> _What is needed_
Here are some records. Repeat them all exactly.
---------- Dataset content
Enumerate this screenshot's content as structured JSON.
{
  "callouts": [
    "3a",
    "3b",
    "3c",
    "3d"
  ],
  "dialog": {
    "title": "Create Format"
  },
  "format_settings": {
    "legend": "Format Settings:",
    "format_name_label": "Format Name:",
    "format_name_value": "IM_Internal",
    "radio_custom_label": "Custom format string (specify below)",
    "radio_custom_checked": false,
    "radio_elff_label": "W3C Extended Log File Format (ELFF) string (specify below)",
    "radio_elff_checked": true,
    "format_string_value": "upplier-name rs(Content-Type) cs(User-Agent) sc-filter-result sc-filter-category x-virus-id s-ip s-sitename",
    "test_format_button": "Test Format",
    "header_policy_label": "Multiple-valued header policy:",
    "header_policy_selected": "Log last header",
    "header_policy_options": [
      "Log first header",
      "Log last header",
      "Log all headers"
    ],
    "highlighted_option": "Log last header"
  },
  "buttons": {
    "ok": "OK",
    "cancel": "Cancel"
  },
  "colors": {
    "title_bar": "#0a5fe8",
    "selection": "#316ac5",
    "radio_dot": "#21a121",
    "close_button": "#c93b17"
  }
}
--------------------
> _Your response_
Enumerate this screenshot's content as structured JSON.
{
  "callouts": [
    "3a",
    "3b",
    "3c",
    "3d"
  ],
  "dialog": {
    "title": "Create Format"
  },
  "format_settings": {
    "legend": "Format Settings:",
    "format_name_label": "Format Name:",
    "format_name_value": "IM_Internal",
    "radio_custom_label": "Custom format string (specify below)",
    "radio_custom_checked": false,
    "radio_elff_label": "W3C Extended Log File Format (ELFF) string (specify below)",
    "radio_elff_checked": true,
    "format_string_value": "upplier-name rs(Content-Type) cs(User-Agent) sc-filter-result sc-filter-category x-virus-id s-ip s-sitename",
    "test_format_button": "Test Format",
    "header_policy_label": "Multiple-valued header policy:",
    "header_policy_selected": "Log last header",
    "header_policy_options": [
      "Log first header",
      "Log last header",
      "Log all headers"
    ],
    "highlighted_option": "Log last header"
  },
  "buttons": {
    "ok": "OK",
    "cancel": "Cancel"
  },
  "colors": {
    "title_bar": "#0a5fe8",
    "selection": "#316ac5",
    "radio_dot": "#21a121",
    "close_button": "#c93b17"
  }
}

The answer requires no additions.